## [Dataset entries]
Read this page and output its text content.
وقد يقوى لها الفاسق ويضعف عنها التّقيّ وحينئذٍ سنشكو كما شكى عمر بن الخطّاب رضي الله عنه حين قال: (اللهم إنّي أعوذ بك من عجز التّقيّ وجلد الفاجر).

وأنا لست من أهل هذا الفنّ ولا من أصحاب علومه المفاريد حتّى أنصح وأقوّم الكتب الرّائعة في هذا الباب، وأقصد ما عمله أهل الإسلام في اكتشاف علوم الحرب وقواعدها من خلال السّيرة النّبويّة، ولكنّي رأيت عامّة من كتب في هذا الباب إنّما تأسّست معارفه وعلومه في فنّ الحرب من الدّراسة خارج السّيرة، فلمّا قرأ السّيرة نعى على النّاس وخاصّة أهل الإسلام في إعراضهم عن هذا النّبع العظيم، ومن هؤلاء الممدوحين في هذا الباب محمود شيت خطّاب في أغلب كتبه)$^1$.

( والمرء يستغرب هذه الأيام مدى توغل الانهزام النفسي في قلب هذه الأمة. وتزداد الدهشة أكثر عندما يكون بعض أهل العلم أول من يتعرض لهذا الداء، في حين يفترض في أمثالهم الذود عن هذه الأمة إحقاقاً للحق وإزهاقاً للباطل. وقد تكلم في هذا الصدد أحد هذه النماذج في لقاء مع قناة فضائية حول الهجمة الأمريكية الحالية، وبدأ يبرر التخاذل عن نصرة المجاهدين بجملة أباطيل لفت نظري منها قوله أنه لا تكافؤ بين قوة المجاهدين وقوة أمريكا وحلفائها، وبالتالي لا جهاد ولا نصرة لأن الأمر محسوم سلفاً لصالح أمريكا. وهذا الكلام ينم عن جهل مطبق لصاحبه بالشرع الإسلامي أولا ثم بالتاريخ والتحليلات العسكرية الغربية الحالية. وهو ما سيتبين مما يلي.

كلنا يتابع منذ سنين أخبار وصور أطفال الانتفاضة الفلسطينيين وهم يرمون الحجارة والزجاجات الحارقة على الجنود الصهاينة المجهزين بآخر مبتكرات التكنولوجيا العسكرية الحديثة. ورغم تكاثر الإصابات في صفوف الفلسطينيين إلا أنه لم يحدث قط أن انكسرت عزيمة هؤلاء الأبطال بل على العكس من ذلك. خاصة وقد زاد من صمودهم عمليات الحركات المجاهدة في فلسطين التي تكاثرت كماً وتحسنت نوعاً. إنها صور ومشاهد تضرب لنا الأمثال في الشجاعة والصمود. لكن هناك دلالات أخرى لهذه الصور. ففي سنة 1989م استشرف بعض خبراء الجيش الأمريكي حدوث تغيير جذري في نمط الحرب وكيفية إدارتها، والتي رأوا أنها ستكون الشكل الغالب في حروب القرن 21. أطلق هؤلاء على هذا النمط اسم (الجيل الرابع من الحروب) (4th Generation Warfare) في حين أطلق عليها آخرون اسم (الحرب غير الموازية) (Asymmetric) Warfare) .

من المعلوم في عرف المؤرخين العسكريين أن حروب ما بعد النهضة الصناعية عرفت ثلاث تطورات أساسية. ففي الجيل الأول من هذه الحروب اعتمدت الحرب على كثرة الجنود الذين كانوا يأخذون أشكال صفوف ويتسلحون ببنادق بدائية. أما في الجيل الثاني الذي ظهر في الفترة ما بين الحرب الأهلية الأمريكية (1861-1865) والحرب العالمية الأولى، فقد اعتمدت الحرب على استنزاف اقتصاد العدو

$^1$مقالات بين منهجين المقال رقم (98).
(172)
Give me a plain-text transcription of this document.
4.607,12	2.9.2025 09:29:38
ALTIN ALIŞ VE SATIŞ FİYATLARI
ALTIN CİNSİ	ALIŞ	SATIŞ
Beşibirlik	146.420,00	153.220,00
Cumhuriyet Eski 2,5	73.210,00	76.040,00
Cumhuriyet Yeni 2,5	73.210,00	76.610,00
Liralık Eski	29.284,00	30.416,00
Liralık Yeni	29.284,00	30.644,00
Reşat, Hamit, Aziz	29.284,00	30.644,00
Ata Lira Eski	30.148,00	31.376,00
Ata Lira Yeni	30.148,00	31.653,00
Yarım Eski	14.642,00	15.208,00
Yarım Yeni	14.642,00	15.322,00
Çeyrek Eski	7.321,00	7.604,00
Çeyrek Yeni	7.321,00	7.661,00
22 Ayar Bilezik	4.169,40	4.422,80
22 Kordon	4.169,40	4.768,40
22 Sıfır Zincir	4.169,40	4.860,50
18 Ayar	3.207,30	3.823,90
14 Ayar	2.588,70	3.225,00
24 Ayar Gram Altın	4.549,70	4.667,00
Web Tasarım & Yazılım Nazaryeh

## [What to produce]
Write out the whole listing again. Match it word for word.

## [Task output]
Read this page and output its text content.
وقد يقوى لها الفاسق ويضعف عنها التّقيّ وحينئذٍ سنشكو كما شكى عمر بن الخطّاب رضي الله عنه حين قال: (اللهم إنّي أعوذ بك من عجز التّقيّ وجلد الفاجر).

وأنا لست من أهل هذا الفنّ ولا من أصحاب علومه المفاريد حتّى أنصح وأقوّم الكتب الرّائعة في هذا الباب، وأقصد ما عمله أهل الإسلام في اكتشاف علوم الحرب وقواعدها من خلال السّيرة النّبويّة، ولكنّي رأيت عامّة من كتب في هذا الباب إنّما تأسّست معارفه وعلومه في فنّ الحرب من الدّراسة خارج السّيرة، فلمّا قرأ السّيرة نعى على النّاس وخاصّة أهل الإسلام في إعراضهم عن هذا النّبع العظيم، ومن هؤلاء الممدوحين في هذا الباب محمود شيت خطّاب في أغلب كتبه)$^1$.

( والمرء يستغرب هذه الأيام مدى توغل الانهزام النفسي في قلب هذه الأمة. وتزداد الدهشة أكثر عندما يكون بعض أهل العلم أول من يتعرض لهذا الداء، في حين يفترض في أمثالهم الذود عن هذه الأمة إحقاقاً للحق وإزهاقاً للباطل. وقد تكلم في هذا الصدد أحد هذه النماذج في لقاء مع قناة فضائية حول الهجمة الأمريكية الحالية، وبدأ يبرر التخاذل عن نصرة المجاهدين بجملة أباطيل لفت نظري منها قوله أنه لا تكافؤ بين قوة المجاهدين وقوة أمريكا وحلفائها، وبالتالي لا جهاد ولا نصرة لأن الأمر محسوم سلفاً لصالح أمريكا. وهذا الكلام ينم عن جهل مطبق لصاحبه بالشرع الإسلامي أولا ثم بالتاريخ والتحليلات العسكرية الغربية الحالية. وهو ما سيتبين مما يلي.

كلنا يتابع منذ سنين أخبار وصور أطفال الانتفاضة الفلسطينيين وهم يرمون الحجارة والزجاجات الحارقة على الجنود الصهاينة المجهزين بآخر مبتكرات التكنولوجيا العسكرية الحديثة. ورغم تكاثر الإصابات في صفوف الفلسطينيين إلا أنه لم يحدث قط أن انكسرت عزيمة هؤلاء الأبطال بل على العكس من ذلك. خاصة وقد زاد من صمودهم عمليات الحركات المجاهدة في فلسطين التي تكاثرت كماً وتحسنت نوعاً. إنها صور ومشاهد تضرب لنا الأمثال في الشجاعة والصمود. لكن هناك دلالات أخرى لهذه الصور. ففي سنة 1989م استشرف بعض خبراء الجيش الأمريكي حدوث تغيير جذري في نمط الحرب وكيفية إدارتها، والتي رأوا أنها ستكون الشكل الغالب في حروب القرن 21. أطلق هؤلاء على هذا النمط اسم (الجيل الرابع من الحروب) (4th Generation Warfare) في حين أطلق عليها آخرون اسم (الحرب غير الموازية) (Asymmetric) Warfare) .

من المعلوم في عرف المؤرخين العسكريين أن حروب ما بعد النهضة الصناعية عرفت ثلاث تطورات أساسية. ففي الجيل الأول من هذه الحروب اعتمدت الحرب على كثرة الجنود الذين كانوا يأخذون أشكال صفوف ويتسلحون ببنادق بدائية. أما في الجيل الثاني الذي ظهر في الفترة ما بين الحرب الأهلية الأمريكية (1861-1865) والحرب العالمية الأولى، فقد اعتمدت الحرب على استنزاف اقتصاد العدو

$^1$مقالات بين منهجين المقال رقم (98).
(172)
Give me a plain-text transcription of this document.
4.607,12	2.9.2025 09:29:38
ALTIN ALIŞ VE SATIŞ FİYATLARI
ALTIN CİNSİ	ALIŞ	SATIŞ
Beşibirlik	146.420,00	153.220,00
Cumhuriyet Eski 2,5	73.210,00	76.040,00
Cumhuriyet Yeni 2,5	73.210,00	76.610,00
Liralık Eski	29.284,00	30.416,00
Liralık Yeni	29.284,00	30.644,00
Reşat, Hamit, Aziz	29.284,00	30.644,00
Ata Lira Eski	30.148,00	31.376,00
Ata Lira Yeni	30.148,00	31.653,00
Yarım Eski	14.642,00	15.208,00
Yarım Yeni	14.642,00	15.322,00
Çeyrek Eski	7.321,00	7.604,00
Çeyrek Yeni	7.321,00	7.661,00
22 Ayar Bilezik	4.169,40	4.422,80
22 Kordon	4.169,40	4.768,40
22 Sıfır Zincir	4.169,40	4.860,50
18 Ayar	3.207,30	3.823,90
14 Ayar	2.588,70	3.225,00
24 Ayar Gram Altın	4.549,70	4.667,00
Web Tasarım & Yazılım Nazaryeh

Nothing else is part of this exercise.